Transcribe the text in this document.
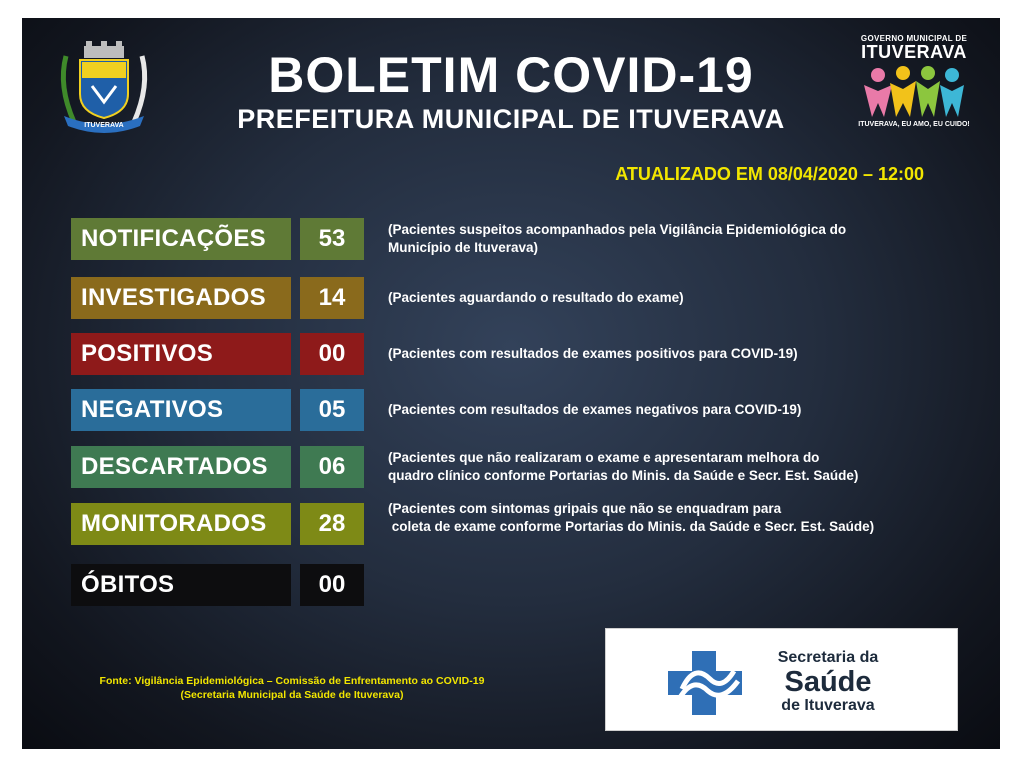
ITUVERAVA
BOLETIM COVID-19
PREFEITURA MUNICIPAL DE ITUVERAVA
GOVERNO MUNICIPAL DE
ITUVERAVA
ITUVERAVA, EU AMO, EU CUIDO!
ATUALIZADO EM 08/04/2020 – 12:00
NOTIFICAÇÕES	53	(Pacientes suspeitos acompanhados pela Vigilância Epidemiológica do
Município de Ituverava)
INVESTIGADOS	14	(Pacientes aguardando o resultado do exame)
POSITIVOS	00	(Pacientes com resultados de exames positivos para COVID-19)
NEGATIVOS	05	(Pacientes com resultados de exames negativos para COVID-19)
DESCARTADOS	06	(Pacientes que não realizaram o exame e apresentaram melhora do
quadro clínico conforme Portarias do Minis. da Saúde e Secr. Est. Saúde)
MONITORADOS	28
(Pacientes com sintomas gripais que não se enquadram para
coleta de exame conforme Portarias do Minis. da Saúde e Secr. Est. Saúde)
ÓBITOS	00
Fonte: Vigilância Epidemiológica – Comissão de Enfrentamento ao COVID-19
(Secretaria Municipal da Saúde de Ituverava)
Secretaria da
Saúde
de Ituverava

+---+

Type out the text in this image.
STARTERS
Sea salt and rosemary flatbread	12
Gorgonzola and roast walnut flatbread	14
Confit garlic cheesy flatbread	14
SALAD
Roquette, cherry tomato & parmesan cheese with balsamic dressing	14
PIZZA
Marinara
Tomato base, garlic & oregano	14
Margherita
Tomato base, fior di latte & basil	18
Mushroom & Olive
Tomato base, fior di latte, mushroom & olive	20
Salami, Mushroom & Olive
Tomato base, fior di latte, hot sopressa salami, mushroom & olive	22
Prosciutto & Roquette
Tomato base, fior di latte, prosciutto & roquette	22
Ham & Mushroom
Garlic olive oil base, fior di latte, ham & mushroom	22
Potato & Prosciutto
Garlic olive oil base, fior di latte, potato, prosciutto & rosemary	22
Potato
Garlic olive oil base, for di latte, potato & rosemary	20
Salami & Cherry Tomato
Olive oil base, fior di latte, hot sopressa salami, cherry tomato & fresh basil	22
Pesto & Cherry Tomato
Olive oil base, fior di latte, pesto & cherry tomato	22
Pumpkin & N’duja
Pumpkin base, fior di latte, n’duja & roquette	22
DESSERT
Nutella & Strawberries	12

+---+

## [Task to complete]
Gather each line of the records holding the string "latte".

## [Task response]
Tomato base, fior di latte & basil	18
Tomato base, fior di latte, mushroom & olive	20
Tomato base, fior di latte, hot sopressa salami, mushroom & olive	22
Tomato base, fior di latte, prosciutto & roquette	22
Garlic olive oil base, fior di latte, ham & mushroom	22
Garlic olive oil base, fior di latte, potato, prosciutto & rosemary	22
Garlic olive oil base, for di latte, potato & rosemary	20
Olive oil base, fior di latte, hot sopressa salami, cherry tomato & fresh basil	22
Olive oil base, fior di latte, pesto & cherry tomato	22
Pumpkin base, fior di latte, n’duja & roquette	22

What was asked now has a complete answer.